_Extracted text:_
#####

Triple P – Positive Parenting Program® (Triple P) is a parenting and family support system designed to prevent and treat behavioral and emotional problems in children from birth through their teenage years. To meet the needs of different families and implementing agencies, the Triple P system includes interventions that increase in intensity across five levels of service. The system also includes a range of delivery methods (such as one-on-one consultations in the home or group seminars) and can be provided by staff from multiple disciplines (including paraprofessionals, counselors, and nurses). The intensity and length of services also vary by intervention. For example, Primary Care Triple P (Level 3) includes approximately four weekly individual consultations of 15 to 30 minutes each, and Enhanced Triple P (Level 5) includes approximately eight weekly individualized sessions, each lasting 60 to 90 minutes.

The HomVEE review is based on studies of programs that provided Triple P services in the home to families with children from birth through age 5 (Triple P–Variants suitable for home visiting).

#####

_Records shown:_

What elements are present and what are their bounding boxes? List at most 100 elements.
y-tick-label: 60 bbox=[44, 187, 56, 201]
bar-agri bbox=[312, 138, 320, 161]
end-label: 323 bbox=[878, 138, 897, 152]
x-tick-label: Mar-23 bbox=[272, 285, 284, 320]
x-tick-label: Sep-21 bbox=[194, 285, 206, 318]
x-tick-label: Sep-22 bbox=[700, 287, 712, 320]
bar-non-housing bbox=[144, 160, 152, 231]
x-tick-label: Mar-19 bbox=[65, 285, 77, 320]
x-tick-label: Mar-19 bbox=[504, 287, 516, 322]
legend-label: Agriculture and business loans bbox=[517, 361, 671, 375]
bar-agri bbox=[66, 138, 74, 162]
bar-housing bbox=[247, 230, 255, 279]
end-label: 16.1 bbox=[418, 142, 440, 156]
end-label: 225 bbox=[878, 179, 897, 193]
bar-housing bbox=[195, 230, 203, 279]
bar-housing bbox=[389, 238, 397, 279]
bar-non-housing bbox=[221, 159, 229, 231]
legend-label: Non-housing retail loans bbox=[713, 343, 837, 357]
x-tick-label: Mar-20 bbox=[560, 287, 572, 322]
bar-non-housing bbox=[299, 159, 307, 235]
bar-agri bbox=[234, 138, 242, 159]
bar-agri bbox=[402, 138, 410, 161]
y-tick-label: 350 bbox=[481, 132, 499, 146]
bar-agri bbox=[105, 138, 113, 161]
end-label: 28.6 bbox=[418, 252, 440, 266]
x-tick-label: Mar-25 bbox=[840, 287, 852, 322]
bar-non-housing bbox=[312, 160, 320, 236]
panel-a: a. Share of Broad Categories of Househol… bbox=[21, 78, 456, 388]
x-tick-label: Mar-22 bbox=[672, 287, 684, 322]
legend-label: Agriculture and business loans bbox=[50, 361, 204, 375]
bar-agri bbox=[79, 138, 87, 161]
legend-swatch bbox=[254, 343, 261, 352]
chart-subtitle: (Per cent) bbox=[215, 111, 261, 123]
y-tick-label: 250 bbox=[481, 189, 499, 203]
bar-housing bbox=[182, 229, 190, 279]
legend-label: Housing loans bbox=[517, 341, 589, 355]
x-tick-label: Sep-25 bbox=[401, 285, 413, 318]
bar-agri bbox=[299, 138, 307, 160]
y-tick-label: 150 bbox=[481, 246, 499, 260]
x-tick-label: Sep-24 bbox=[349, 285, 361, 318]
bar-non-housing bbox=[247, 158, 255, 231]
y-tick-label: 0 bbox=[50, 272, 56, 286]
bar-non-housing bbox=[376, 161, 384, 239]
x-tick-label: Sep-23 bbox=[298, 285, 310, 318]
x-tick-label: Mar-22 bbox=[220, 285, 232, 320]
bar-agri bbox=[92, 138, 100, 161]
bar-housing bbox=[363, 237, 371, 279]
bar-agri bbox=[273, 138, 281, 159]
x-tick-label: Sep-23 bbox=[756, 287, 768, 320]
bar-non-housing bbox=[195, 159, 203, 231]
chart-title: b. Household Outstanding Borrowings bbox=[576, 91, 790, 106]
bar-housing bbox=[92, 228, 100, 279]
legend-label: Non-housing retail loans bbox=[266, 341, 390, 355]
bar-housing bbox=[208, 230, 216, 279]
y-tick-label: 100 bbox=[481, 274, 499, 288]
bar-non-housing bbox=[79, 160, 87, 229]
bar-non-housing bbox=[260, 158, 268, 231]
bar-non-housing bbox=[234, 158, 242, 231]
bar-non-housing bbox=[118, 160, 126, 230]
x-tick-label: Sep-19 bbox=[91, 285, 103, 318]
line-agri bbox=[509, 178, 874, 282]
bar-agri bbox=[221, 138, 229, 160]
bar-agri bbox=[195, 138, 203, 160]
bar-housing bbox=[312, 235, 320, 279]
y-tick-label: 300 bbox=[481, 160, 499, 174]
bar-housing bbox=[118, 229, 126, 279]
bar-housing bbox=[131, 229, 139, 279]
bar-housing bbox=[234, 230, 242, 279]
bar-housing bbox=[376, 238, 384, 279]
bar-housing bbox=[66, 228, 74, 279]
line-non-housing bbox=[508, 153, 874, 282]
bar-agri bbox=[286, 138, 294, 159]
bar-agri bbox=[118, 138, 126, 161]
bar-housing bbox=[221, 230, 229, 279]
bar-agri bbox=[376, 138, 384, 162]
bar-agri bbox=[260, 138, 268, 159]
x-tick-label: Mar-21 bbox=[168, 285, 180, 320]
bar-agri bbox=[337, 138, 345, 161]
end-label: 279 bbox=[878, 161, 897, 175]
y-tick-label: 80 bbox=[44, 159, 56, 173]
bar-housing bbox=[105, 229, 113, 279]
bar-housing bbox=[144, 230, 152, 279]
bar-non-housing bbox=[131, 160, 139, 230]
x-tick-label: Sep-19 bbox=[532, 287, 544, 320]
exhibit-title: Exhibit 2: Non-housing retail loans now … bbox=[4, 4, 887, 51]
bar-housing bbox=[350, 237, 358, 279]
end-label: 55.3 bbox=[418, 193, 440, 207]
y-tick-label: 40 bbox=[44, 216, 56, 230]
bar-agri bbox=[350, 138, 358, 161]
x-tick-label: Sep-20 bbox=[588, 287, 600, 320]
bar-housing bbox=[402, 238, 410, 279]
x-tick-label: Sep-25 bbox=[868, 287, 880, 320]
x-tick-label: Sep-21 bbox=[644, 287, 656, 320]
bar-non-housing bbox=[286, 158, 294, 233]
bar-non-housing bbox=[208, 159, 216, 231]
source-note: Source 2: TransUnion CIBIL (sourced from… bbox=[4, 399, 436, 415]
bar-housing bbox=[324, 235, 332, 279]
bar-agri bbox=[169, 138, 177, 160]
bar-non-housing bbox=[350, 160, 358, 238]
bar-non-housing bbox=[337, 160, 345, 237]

#####

_Requirement A:_
In the Triple P passage, how long does each session of Enhanced Triple P last?
_Requirement B:_
Return the section of the Triple P passage starting with "The HomVEE review" and going on through "for home visiting).".
_Requirement C:_
Write the next part of the Triple P passage, picking up right after its final sentence.
The rows have no connection to the Triple P passage.

_Task result A:_
Each session lasts 60 to 90 minutes.

_Task result B:_
The HomVEE review is based on studies of programs that provided Triple P services in the home to families with children from birth through age 5 (Triple P–Variants suitable for home visiting).

_Task result C:_
This report also includes reviews of one module (Child Management Training) of a Level 4 Triple P intervention and a version of an adaptation of Triple P (Standard Stepping Stones Triple P) for children with a disability; both of which are suitable for delivery in the home. During the Child Management Training module, practitioners meet with parents in the home and explain how parents can help teach their children new behaviors using strategies such as descriptive praise and contingent consequences. The practitioner provides verbal and written instruction and models behavior in an effort to teach parents steps intended to modify their child’s behavior. Then, the practitioner observes parent–child interactions and provides verbal feedback and written enrichment materials. (As Triple P was being developed, this module was originally called Instructions + Feedback.) Standard Stepping Stones is an adaptation of Triple P intended specifically for parents of children with disabilities. It provides assessment of parenting strategies and then instruction and support that aim to promote child competencies in social and language skills, emotional skills, independence, and problem solving.

For more information about Triple P–Variants suitable for home visiting, please read the Model Overview.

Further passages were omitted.